* BEGIN GIVEN DATA *

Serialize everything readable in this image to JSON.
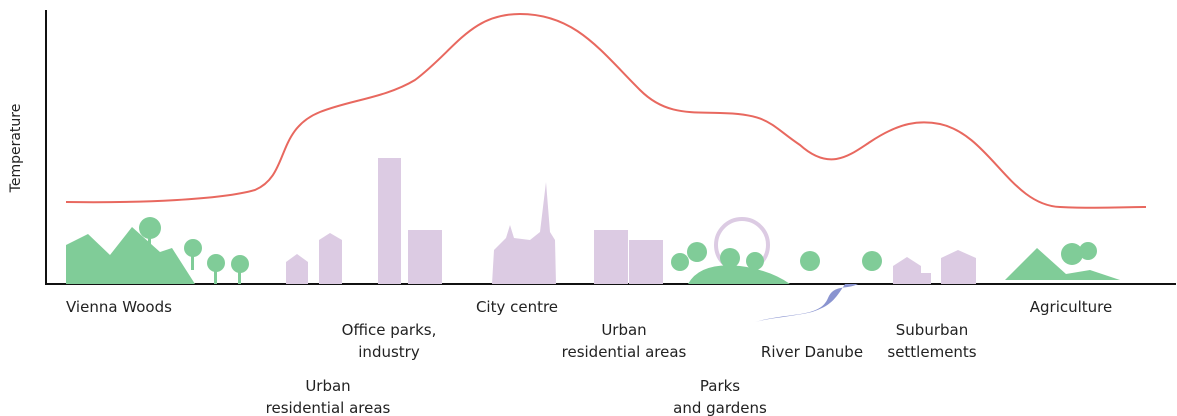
{
  "y_axis_label": "Temperature",
  "labels": [
    [
      "Vienna Woods"
    ],
    [
      "Urban",
      "residential areas"
    ],
    [
      "Office parks,",
      "industry"
    ],
    [
      "City centre"
    ],
    [
      "Urban",
      "residential areas"
    ],
    [
      "Parks",
      "and gardens"
    ],
    [
      "River Danube"
    ],
    [
      "Suburban",
      "settlements"
    ],
    [
      "Agriculture"
    ]
  ]
}
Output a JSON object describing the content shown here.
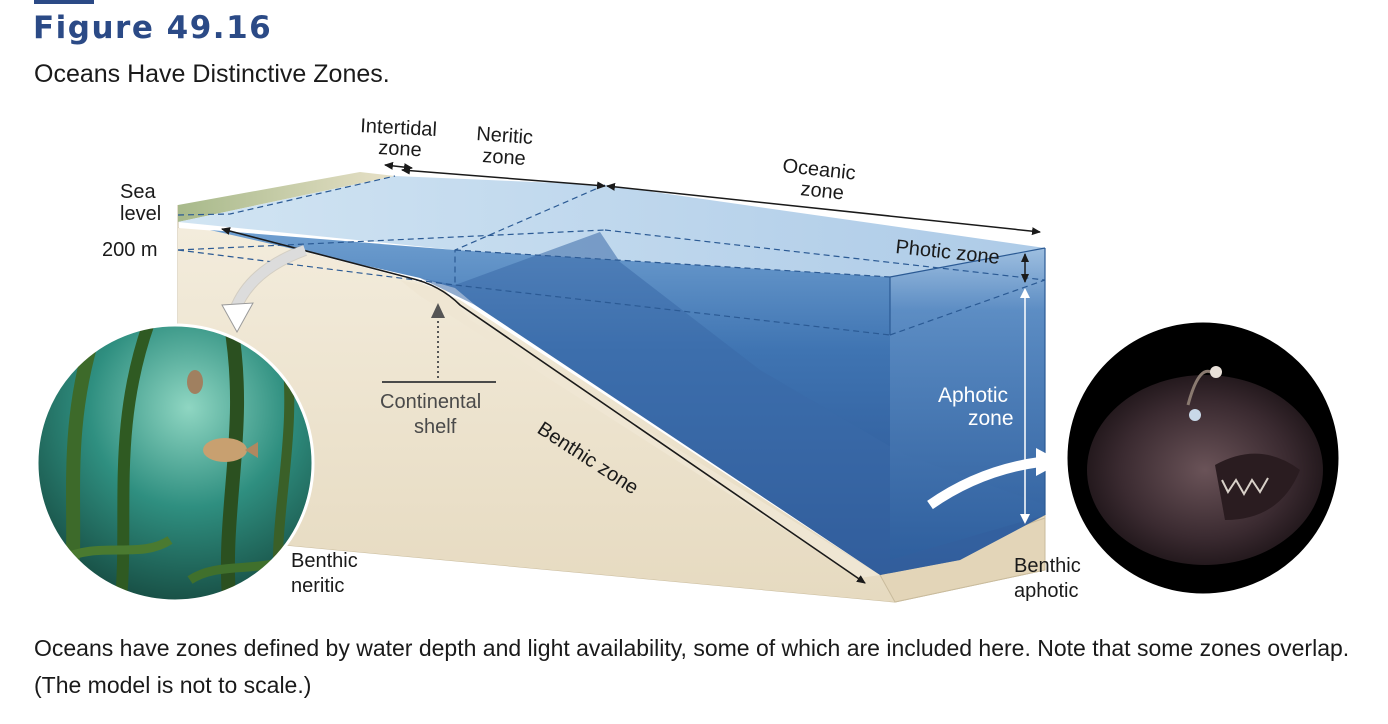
{
  "figure": {
    "label": "Figure 49.16",
    "title": "Oceans Have Distinctive Zones.",
    "caption": "Oceans have zones defined by water depth and light availability, some of which are included here. Note that some zones overlap. (The model is not to scale.)"
  },
  "labels": {
    "intertidal_1": "Intertidal",
    "intertidal_2": "zone",
    "neritic_1": "Neritic",
    "neritic_2": "zone",
    "oceanic_1": "Oceanic",
    "oceanic_2": "zone",
    "sea_level_1": "Sea",
    "sea_level_2": "level",
    "depth_200": "200 m",
    "photic": "Photic zone",
    "aphotic_1": "Aphotic",
    "aphotic_2": "zone",
    "shelf_1": "Continental",
    "shelf_2": "shelf",
    "benthic": "Benthic zone",
    "benthic_neritic_1": "Benthic",
    "benthic_neritic_2": "neritic",
    "benthic_aphotic_1": "Benthic",
    "benthic_aphotic_2": "aphotic"
  },
  "colors": {
    "heading": "#2b4a86",
    "water_deep": "#2e5f9e",
    "water_light": "#b7d3ec",
    "sand": "#efe6d3"
  }
}
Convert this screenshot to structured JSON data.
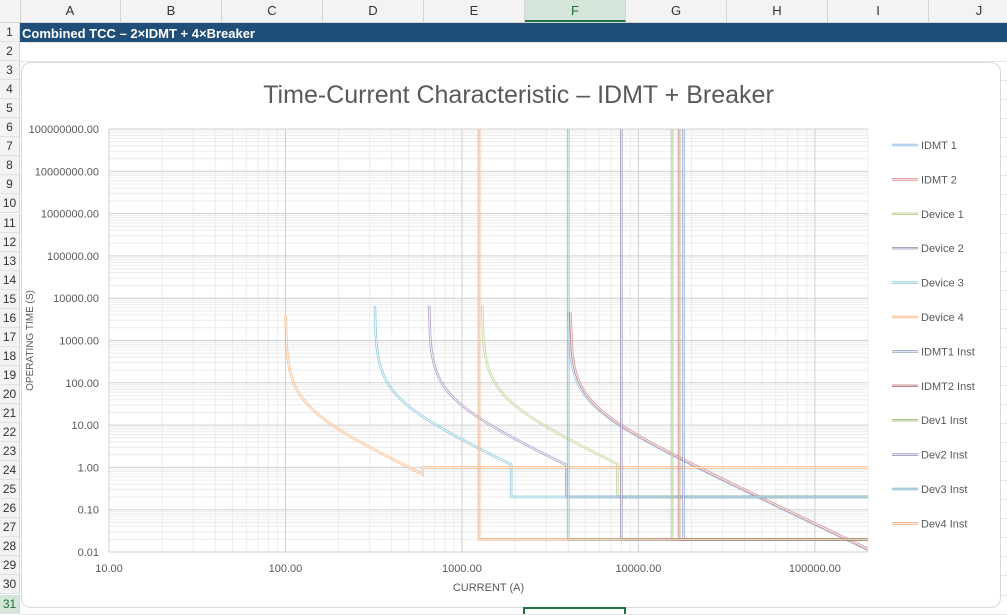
{
  "spreadsheet": {
    "columns": [
      "A",
      "B",
      "C",
      "D",
      "E",
      "F",
      "G",
      "H",
      "I",
      "J"
    ],
    "selected_column": "F",
    "rows": [
      "1",
      "2",
      "3",
      "4",
      "5",
      "6",
      "7",
      "8",
      "9",
      "10",
      "11",
      "12",
      "13",
      "14",
      "15",
      "16",
      "17",
      "18",
      "19",
      "20",
      "21",
      "22",
      "23",
      "24",
      "25",
      "26",
      "27",
      "28",
      "29",
      "30",
      "31"
    ],
    "selected_row": "31",
    "a1_text": "Combined TCC – 2×IDMT + 4×Breaker"
  },
  "chart_data": {
    "type": "line",
    "title": "Time-Current Characteristic – IDMT + Breaker",
    "xlabel": "CURRENT (A)",
    "ylabel": "OPERATING TIME (S)",
    "x_scale": "log",
    "y_scale": "log",
    "xlim": [
      10,
      200000
    ],
    "ylim": [
      0.01,
      100000000
    ],
    "x_ticks": [
      "10.00",
      "100.00",
      "1000.00",
      "10000.00",
      "100000.00"
    ],
    "y_ticks": [
      "0.01",
      "0.10",
      "1.00",
      "10.00",
      "100.00",
      "1000.00",
      "10000.00",
      "100000.00",
      "1000000.00",
      "10000000.00",
      "100000000.00"
    ],
    "grid": true,
    "legend_position": "right",
    "series": [
      {
        "name": "IDMT 1",
        "color": "#5b9bd5",
        "pickup": 4000,
        "tms": 0.35,
        "inst": null,
        "inst_time": null
      },
      {
        "name": "IDMT 2",
        "color": "#c0504d",
        "pickup": 4100,
        "tms": 0.35,
        "inst": null,
        "inst_time": null
      },
      {
        "name": "Device 1",
        "color": "#9bbb59",
        "pickup": 1300,
        "tms": 0.5,
        "inst": 7600,
        "inst_time": 0.2
      },
      {
        "name": "Device 2",
        "color": "#8064a2",
        "pickup": 650,
        "tms": 0.5,
        "inst": 3900,
        "inst_time": 0.2
      },
      {
        "name": "Device 3",
        "color": "#4bacc6",
        "pickup": 320,
        "tms": 0.5,
        "inst": 1900,
        "inst_time": 0.2
      },
      {
        "name": "Device 4",
        "color": "#f79646",
        "pickup": 100,
        "tms": 0.3,
        "inst": 600,
        "inst_time": 1.0
      },
      {
        "name": "IDMT1 Inst",
        "color": "#4f6fa8",
        "inst": 18000,
        "inst_time": 0.02
      },
      {
        "name": "IDMT2 Inst",
        "color": "#a1403d",
        "inst": 17000,
        "inst_time": 0.02
      },
      {
        "name": "Dev1 Inst",
        "color": "#7a9a48",
        "inst": 15500,
        "inst_time": 0.02
      },
      {
        "name": "Dev2 Inst",
        "color": "#6a5290",
        "inst": 8000,
        "inst_time": 0.02
      },
      {
        "name": "Dev3 Inst",
        "color": "#3a8fa8",
        "inst": 4000,
        "inst_time": 0.02
      },
      {
        "name": "Dev4 Inst",
        "color": "#e07a30",
        "inst": 1250,
        "inst_time": 0.02
      }
    ]
  }
}
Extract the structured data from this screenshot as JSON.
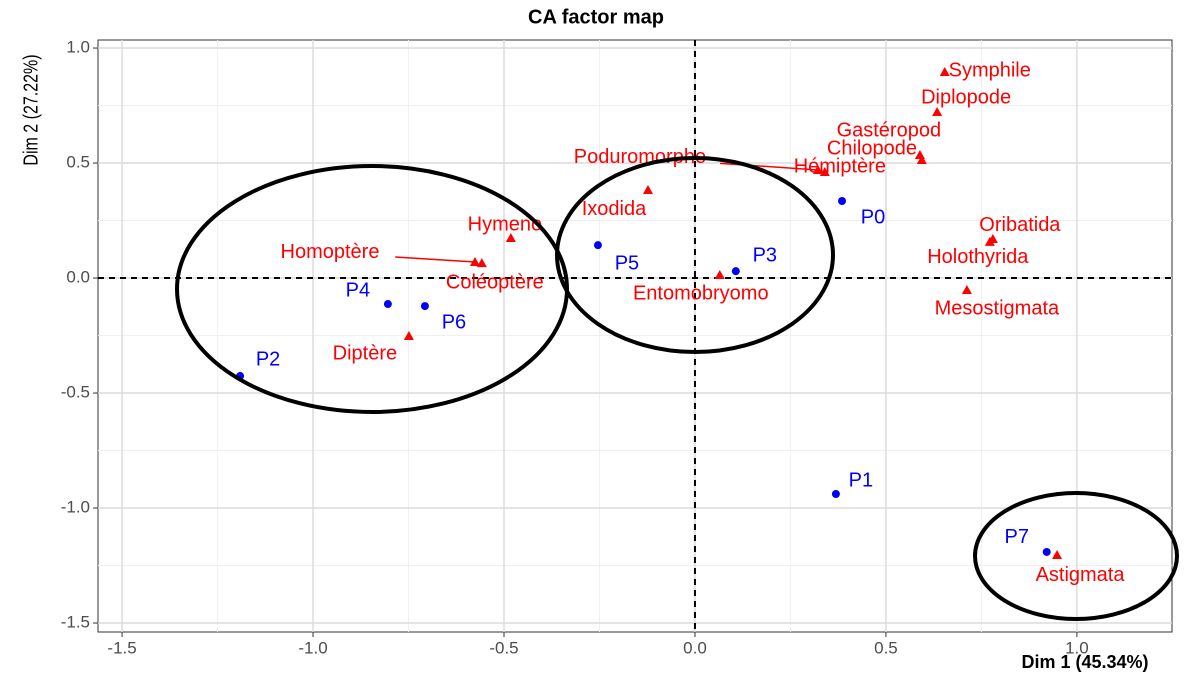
{
  "chart_data": {
    "type": "scatter",
    "title": "CA factor map",
    "x_label": "Dim 1 (45.34%)",
    "y_label": "Dim 2 (27.22%)",
    "xlim": [
      -1.563,
      1.249
    ],
    "ylim": [
      -1.539,
      1.035
    ],
    "xticks": [
      {
        "value": -1.5,
        "label": "-1.5"
      },
      {
        "value": -1.0,
        "label": "-1.0"
      },
      {
        "value": -0.5,
        "label": "-0.5"
      },
      {
        "value": 0,
        "label": "0.0"
      },
      {
        "value": 0.5,
        "label": "0.5"
      },
      {
        "value": 1.0,
        "label": "1.0"
      }
    ],
    "yticks": [
      {
        "value": -1.5,
        "label": "-1.5"
      },
      {
        "value": -1.0,
        "label": "-1.0"
      },
      {
        "value": -0.5,
        "label": "-0.5"
      },
      {
        "value": 0,
        "label": "0.0"
      },
      {
        "value": 0.5,
        "label": "0.5"
      },
      {
        "value": 1.0,
        "label": "1.0"
      }
    ],
    "grid": true,
    "series": [
      {
        "color": "#0000ff",
        "marker": "circle",
        "labels": [
          "P0",
          "P1",
          "P2",
          "P3",
          "P4",
          "P5",
          "P6",
          "P7"
        ],
        "x": [
          0.385,
          0.369,
          -1.191,
          0.107,
          -0.804,
          -0.254,
          -0.707,
          0.921
        ],
        "values": [
          0.335,
          -0.939,
          -0.426,
          0.03,
          -0.113,
          0.143,
          -0.122,
          -1.191
        ]
      },
      {
        "color": "#ff0000",
        "marker": "triangle",
        "labels": [
          "Symphile",
          "Diplopode",
          "Gastéropod",
          "Chilopode",
          "Hémiptère",
          "Poduromorphe",
          "Ixodida",
          "Hymeno",
          "Homoptère",
          "Coléoptère",
          "Diptère",
          "Entomobryomo",
          "Oribatida",
          "Holothyrida",
          "Mesostigmata",
          "Astigmata"
        ],
        "x": [
          0.654,
          0.634,
          0.594,
          0.589,
          0.34,
          0.322,
          -0.123,
          -0.482,
          -0.576,
          -0.558,
          -0.749,
          0.065,
          0.78,
          0.772,
          0.712,
          0.948
        ],
        "values": [
          0.896,
          0.722,
          0.513,
          0.535,
          0.461,
          0.47,
          0.383,
          0.174,
          0.07,
          0.065,
          -0.252,
          0.013,
          0.17,
          0.157,
          -0.052,
          -1.204
        ]
      }
    ]
  }
}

* END GIVEN DATA *

Above are records to transcribe exactly; leave their pictures out.

Serialize everything readable in this image to JSON.
{
  "y_axis_label": "Temperature",
  "labels": [
    [
      "Vienna Woods"
    ],
    [
      "Urban",
      "residential areas"
    ],
    [
      "Office parks,",
      "industry"
    ],
    [
      "City centre"
    ],
    [
      "Urban",
      "residential areas"
    ],
    [
      "Parks",
      "and gardens"
    ],
    [
      "River Danube"
    ],
    [
      "Suburban",
      "settlements"
    ],
    [
      "Agriculture"
    ]
  ]
}
Output a JSON object describing the content shown here.
{
  "figure": {
    "label": "Figure 49.16",
    "title": "Oceans Have Distinctive Zones.",
    "caption": "Oceans have zones defined by water depth and light availability, some of which are included here. Note that some zones overlap. (The model is not to scale.)"
  },
  "labels": {
    "intertidal_1": "Intertidal",
    "intertidal_2": "zone",
    "neritic_1": "Neritic",
    "neritic_2": "zone",
    "oceanic_1": "Oceanic",
    "oceanic_2": "zone",
    "sea_level_1": "Sea",
    "sea_level_2": "level",
    "depth_200": "200 m",
    "photic": "Photic zone",
    "aphotic_1": "Aphotic",
    "aphotic_2": "zone",
    "shelf_1": "Continental",
    "shelf_2": "shelf",
    "benthic": "Benthic zone",
    "benthic_neritic_1": "Benthic",
    "benthic_neritic_2": "neritic",
    "benthic_aphotic_1": "Benthic",
    "benthic_aphotic_2": "aphotic"
  },
  "colors": {
    "heading": "#2b4a86",
    "water_deep": "#2e5f9e",
    "water_light": "#b7d3ec",
    "sand": "#efe6d3"
  }
}
Convert this screenshot to structured JSON data.
{
  "spreadsheet": {
    "columns": [
      "A",
      "B",
      "C",
      "D",
      "E",
      "F",
      "G",
      "H",
      "I",
      "J"
    ],
    "selected_column": "F",
    "rows": [
      "1",
      "2",
      "3",
      "4",
      "5",
      "6",
      "7",
      "8",
      "9",
      "10",
      "11",
      "12",
      "13",
      "14",
      "15",
      "16",
      "17",
      "18",
      "19",
      "20",
      "21",
      "22",
      "23",
      "24",
      "25",
      "26",
      "27",
      "28",
      "29",
      "30",
      "31"
    ],
    "selected_row": "31",
    "a1_text": "Combined TCC – 2×IDMT + 4×Breaker"
  },
  "chart_data": {
    "type": "line",
    "title": "Time-Current Characteristic – IDMT + Breaker",
    "xlabel": "CURRENT (A)",
    "ylabel": "OPERATING TIME (S)",
    "x_scale": "log",
    "y_scale": "log",
    "xlim": [
      10,
      200000
    ],
    "ylim": [
      0.01,
      100000000
    ],
    "x_ticks": [
      "10.00",
      "100.00",
      "1000.00",
      "10000.00",
      "100000.00"
    ],
    "y_ticks": [
      "0.01",
      "0.10",
      "1.00",
      "10.00",
      "100.00",
      "1000.00",
      "10000.00",
      "100000.00",
      "1000000.00",
      "10000000.00",
      "100000000.00"
    ],
    "grid": true,
    "legend_position": "right",
    "series": [
      {
        "name": "IDMT 1",
        "color": "#5b9bd5",
        "pickup": 4000,
        "tms": 0.35,
        "inst": null,
        "inst_time": null
      },
      {
        "name": "IDMT 2",
        "color": "#c0504d",
        "pickup": 4100,
        "tms": 0.35,
        "inst": null,
        "inst_time": null
      },
      {
        "name": "Device 1",
        "color": "#9bbb59",
        "pickup": 1300,
        "tms": 0.5,
        "inst": 7600,
        "inst_time": 0.2
      },
      {
        "name": "Device 2",
        "color": "#8064a2",
        "pickup": 650,
        "tms": 0.5,
        "inst": 3900,
        "inst_time": 0.2
      },
      {
        "name": "Device 3",
        "color": "#4bacc6",
        "pickup": 320,
        "tms": 0.5,
        "inst": 1900,
        "inst_time": 0.2
      },
      {
        "name": "Device 4",
        "color": "#f79646",
        "pickup": 100,
        "tms": 0.3,
        "inst": 600,
        "inst_time": 1.0
      },
      {
        "name": "IDMT1 Inst",
        "color": "#4f6fa8",
        "inst": 18000,
        "inst_time": 0.02
      },
      {
        "name": "IDMT2 Inst",
        "color": "#a1403d",
        "inst": 17000,
        "inst_time": 0.02
      },
      {
        "name": "Dev1 Inst",
        "color": "#7a9a48",
        "inst": 15500,
        "inst_time": 0.02
      },
      {
        "name": "Dev2 Inst",
        "color": "#6a5290",
        "inst": 8000,
        "inst_time": 0.02
      },
      {
        "name": "Dev3 Inst",
        "color": "#3a8fa8",
        "inst": 4000,
        "inst_time": 0.02
      },
      {
        "name": "Dev4 Inst",
        "color": "#e07a30",
        "inst": 1250,
        "inst_time": 0.02
      }
    ]
  }
}
Extract the structured data from this screenshot as JSON.
{
  "chart_data": {
    "type": "scatter",
    "title": "CA factor map",
    "x_label": "Dim 1 (45.34%)",
    "y_label": "Dim 2 (27.22%)",
    "xlim": [
      -1.563,
      1.249
    ],
    "ylim": [
      -1.539,
      1.035
    ],
    "xticks": [
      {
        "value": -1.5,
        "label": "-1.5"
      },
      {
        "value": -1.0,
        "label": "-1.0"
      },
      {
        "value": -0.5,
        "label": "-0.5"
      },
      {
        "value": 0,
        "label": "0.0"
      },
      {
        "value": 0.5,
        "label": "0.5"
      },
      {
        "value": 1.0,
        "label": "1.0"
      }
    ],
    "yticks": [
      {
        "value": -1.5,
        "label": "-1.5"
      },
      {
        "value": -1.0,
        "label": "-1.0"
      },
      {
        "value": -0.5,
        "label": "-0.5"
      },
      {
        "value": 0,
        "label": "0.0"
      },
      {
        "value": 0.5,
        "label": "0.5"
      },
      {
        "value": 1.0,
        "label": "1.0"
      }
    ],
    "grid": true,
    "series": [
      {
        "color": "#0000ff",
        "marker": "circle",
        "labels": [
          "P0",
          "P1",
          "P2",
          "P3",
          "P4",
          "P5",
          "P6",
          "P7"
        ],
        "x": [
          0.385,
          0.369,
          -1.191,
          0.107,
          -0.804,
          -0.254,
          -0.707,
          0.921
        ],
        "values": [
          0.335,
          -0.939,
          -0.426,
          0.03,
          -0.113,
          0.143,
          -0.122,
          -1.191
        ]
      },
      {
        "color": "#ff0000",
        "marker": "triangle",
        "labels": [
          "Symphile",
          "Diplopode",
          "Gastéropod",
          "Chilopode",
          "Hémiptère",
          "Poduromorphe",
          "Ixodida",
          "Hymeno",
          "Homoptère",
          "Coléoptère",
          "Diptère",
          "Entomobryomo",
          "Oribatida",
          "Holothyrida",
          "Mesostigmata",
          "Astigmata"
        ],
        "x": [
          0.654,
          0.634,
          0.594,
          0.589,
          0.34,
          0.322,
          -0.123,
          -0.482,
          -0.576,
          -0.558,
          -0.749,
          0.065,
          0.78,
          0.772,
          0.712,
          0.948
        ],
        "values": [
          0.896,
          0.722,
          0.513,
          0.535,
          0.461,
          0.47,
          0.383,
          0.174,
          0.07,
          0.065,
          -0.252,
          0.013,
          0.17,
          0.157,
          -0.052,
          -1.204
        ]
      }
    ]
  }
}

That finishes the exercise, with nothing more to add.